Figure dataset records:
####
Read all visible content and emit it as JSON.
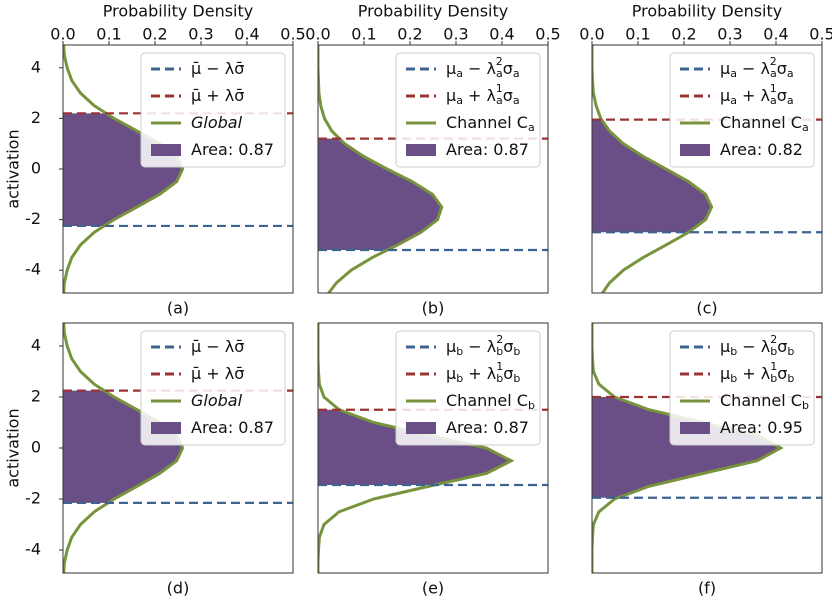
{
  "chart_data": [
    {
      "type": "density",
      "title": "(a)",
      "xlabel": "Probability Density",
      "ylabel": "activation",
      "xlim": [
        0,
        0.5
      ],
      "xticks": [
        {
          "value": 0,
          "label": "0.0"
        },
        0.1,
        0.2,
        0.3,
        0.4,
        0.5
      ],
      "ylim": [
        -4.9,
        4.9
      ],
      "yticks": [
        -4,
        -2,
        0,
        2,
        4
      ],
      "lower": {
        "name": [
          "μ̄ − λσ̄"
        ],
        "color": "#3d6390",
        "value": -2.25
      },
      "upper": {
        "name": [
          "μ̄ + λσ̄"
        ],
        "color": "#9a3434",
        "value": 2.2
      },
      "curve": {
        "name": [
          "Global"
        ],
        "italic": true,
        "color": "#77933c",
        "y": [
          -5,
          -4.5,
          -4,
          -3.5,
          -3,
          -2.5,
          -2,
          -1.5,
          -1,
          -0.5,
          0,
          0.5,
          1,
          1.5,
          2,
          2.5,
          3,
          3.5,
          4,
          4.5,
          5
        ],
        "values": [
          0.001,
          0.003,
          0.009,
          0.019,
          0.038,
          0.068,
          0.111,
          0.161,
          0.21,
          0.247,
          0.26,
          0.247,
          0.21,
          0.161,
          0.111,
          0.068,
          0.038,
          0.019,
          0.009,
          0.003,
          0.001
        ]
      },
      "area": {
        "name": [
          "Area: 0.87"
        ],
        "color": "#6a4f86"
      }
    },
    {
      "type": "density",
      "title": "(b)",
      "xlabel": "Probability Density",
      "xlim": [
        0,
        0.5
      ],
      "xticks": [
        {
          "value": 0,
          "label": "0.0"
        },
        0.1,
        0.2,
        0.3,
        0.4,
        0.5
      ],
      "ylim": [
        -4.9,
        4.9
      ],
      "lower": {
        "name": [
          "μ",
          {
            "sub": "a"
          },
          " − λ",
          {
            "sub": "a"
          },
          {
            "sup": "2"
          },
          "σ",
          {
            "sub": "a"
          }
        ],
        "color": "#3d6390",
        "value": -3.2
      },
      "upper": {
        "name": [
          "μ",
          {
            "sub": "a"
          },
          " + λ",
          {
            "sub": "a"
          },
          {
            "sup": "1"
          },
          "σ",
          {
            "sub": "a"
          }
        ],
        "color": "#9a3434",
        "value": 1.2
      },
      "curve": {
        "name": [
          "Channel C",
          {
            "sub": "a"
          }
        ],
        "color": "#77933c",
        "y": [
          -5,
          -4.5,
          -4,
          -3.5,
          -3,
          -2.5,
          -2,
          -1.5,
          -1,
          -0.5,
          0,
          0.5,
          1,
          1.5,
          2,
          2.5,
          3,
          3.5,
          4,
          4.5,
          5
        ],
        "values": [
          0.019,
          0.04,
          0.072,
          0.118,
          0.173,
          0.224,
          0.26,
          0.269,
          0.249,
          0.205,
          0.15,
          0.099,
          0.058,
          0.03,
          0.014,
          0.006,
          0.002,
          0.001,
          0,
          0,
          0
        ]
      },
      "area": {
        "name": [
          "Area: 0.87"
        ],
        "color": "#6a4f86"
      }
    },
    {
      "type": "density",
      "title": "(c)",
      "xlabel": "Probability Density",
      "xlim": [
        0,
        0.5
      ],
      "xticks": [
        {
          "value": 0,
          "label": "0.0"
        },
        0.1,
        0.2,
        0.3,
        0.4,
        0.5
      ],
      "ylim": [
        -4.9,
        4.9
      ],
      "lower": {
        "name": [
          "μ",
          {
            "sub": "a"
          },
          " − λ",
          {
            "sub": "a"
          },
          {
            "sup": "2"
          },
          "σ",
          {
            "sub": "a"
          }
        ],
        "color": "#3d6390",
        "value": -2.5
      },
      "upper": {
        "name": [
          "μ",
          {
            "sub": "a"
          },
          " + λ",
          {
            "sub": "a"
          },
          {
            "sup": "1"
          },
          "σ",
          {
            "sub": "a"
          }
        ],
        "color": "#9a3434",
        "value": 1.95
      },
      "curve": {
        "name": [
          "Channel C",
          {
            "sub": "a"
          }
        ],
        "color": "#77933c",
        "y": [
          -5,
          -4.5,
          -4,
          -3.5,
          -3,
          -2.5,
          -2,
          -1.5,
          -1,
          -0.5,
          0,
          0.5,
          1,
          1.5,
          2,
          2.5,
          3,
          3.5,
          4,
          4.5,
          5
        ],
        "values": [
          0.019,
          0.038,
          0.068,
          0.111,
          0.161,
          0.21,
          0.247,
          0.26,
          0.247,
          0.21,
          0.161,
          0.111,
          0.068,
          0.038,
          0.019,
          0.009,
          0.003,
          0.001,
          0,
          0,
          0
        ]
      },
      "area": {
        "name": [
          "Area: 0.82"
        ],
        "color": "#6a4f86"
      }
    },
    {
      "type": "density",
      "title": "(d)",
      "ylabel": "activation",
      "xlim": [
        0,
        0.5
      ],
      "ylim": [
        -4.9,
        4.9
      ],
      "yticks": [
        -4,
        -2,
        0,
        2,
        4
      ],
      "lower": {
        "name": [
          "μ̄ − λσ̄"
        ],
        "color": "#3d6390",
        "value": -2.15
      },
      "upper": {
        "name": [
          "μ̄ + λσ̄"
        ],
        "color": "#9a3434",
        "value": 2.25
      },
      "curve": {
        "name": [
          "Global"
        ],
        "italic": true,
        "color": "#77933c",
        "y": [
          -5,
          -4.5,
          -4,
          -3.5,
          -3,
          -2.5,
          -2,
          -1.5,
          -1,
          -0.5,
          0,
          0.5,
          1,
          1.5,
          2,
          2.5,
          3,
          3.5,
          4,
          4.5,
          5
        ],
        "values": [
          0.001,
          0.003,
          0.009,
          0.019,
          0.038,
          0.068,
          0.111,
          0.161,
          0.21,
          0.247,
          0.26,
          0.247,
          0.21,
          0.161,
          0.111,
          0.068,
          0.038,
          0.019,
          0.009,
          0.003,
          0.001
        ]
      },
      "area": {
        "name": [
          "Area: 0.87"
        ],
        "color": "#6a4f86"
      }
    },
    {
      "type": "density",
      "title": "(e)",
      "xlim": [
        0,
        0.5
      ],
      "ylim": [
        -4.9,
        4.9
      ],
      "lower": {
        "name": [
          "μ",
          {
            "sub": "b"
          },
          " − λ",
          {
            "sub": "b"
          },
          {
            "sup": "2"
          },
          "σ",
          {
            "sub": "b"
          }
        ],
        "color": "#3d6390",
        "value": -1.45
      },
      "upper": {
        "name": [
          "μ",
          {
            "sub": "b"
          },
          " + λ",
          {
            "sub": "b"
          },
          {
            "sup": "1"
          },
          "σ",
          {
            "sub": "b"
          }
        ],
        "color": "#9a3434",
        "value": 1.5
      },
      "curve": {
        "name": [
          "Channel C",
          {
            "sub": "b"
          }
        ],
        "color": "#77933c",
        "y": [
          -5,
          -4.5,
          -4,
          -3.5,
          -3,
          -2.5,
          -2,
          -1.5,
          -1,
          -0.5,
          0,
          0.5,
          1,
          1.5,
          2,
          2.5,
          3,
          3.5,
          4,
          4.5,
          5
        ],
        "values": [
          0,
          0,
          0.001,
          0.003,
          0.013,
          0.046,
          0.121,
          0.241,
          0.366,
          0.42,
          0.366,
          0.241,
          0.121,
          0.046,
          0.013,
          0.003,
          0.001,
          0,
          0,
          0,
          0
        ]
      },
      "area": {
        "name": [
          "Area: 0.87"
        ],
        "color": "#6a4f86"
      }
    },
    {
      "type": "density",
      "title": "(f)",
      "xlim": [
        0,
        0.5
      ],
      "ylim": [
        -4.9,
        4.9
      ],
      "lower": {
        "name": [
          "μ",
          {
            "sub": "b"
          },
          " − λ",
          {
            "sub": "b"
          },
          {
            "sup": "2"
          },
          "σ",
          {
            "sub": "b"
          }
        ],
        "color": "#3d6390",
        "value": -1.95
      },
      "upper": {
        "name": [
          "μ",
          {
            "sub": "b"
          },
          " + λ",
          {
            "sub": "b"
          },
          {
            "sup": "1"
          },
          "σ",
          {
            "sub": "b"
          }
        ],
        "color": "#9a3434",
        "value": 2.0
      },
      "curve": {
        "name": [
          "Channel C",
          {
            "sub": "b"
          }
        ],
        "color": "#77933c",
        "y": [
          -5,
          -4.5,
          -4,
          -3.5,
          -3,
          -2.5,
          -2,
          -1.5,
          -1,
          -0.5,
          0,
          0.5,
          1,
          1.5,
          2,
          2.5,
          3,
          3.5,
          4,
          4.5,
          5
        ],
        "values": [
          0,
          0,
          0,
          0.001,
          0.003,
          0.015,
          0.049,
          0.124,
          0.241,
          0.359,
          0.41,
          0.359,
          0.241,
          0.124,
          0.049,
          0.015,
          0.003,
          0.001,
          0,
          0,
          0
        ]
      },
      "area": {
        "name": [
          "Area: 0.95"
        ],
        "color": "#6a4f86"
      }
    }
  ]
}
####
Aim of the exercise:
Read the lines above. Gather those in which the string "title" is found.

Task response:
      "title": "(a)",
      "title": "(b)",
      "title": "(c)",
      "title": "(d)",
      "title": "(e)",
      "title": "(f)",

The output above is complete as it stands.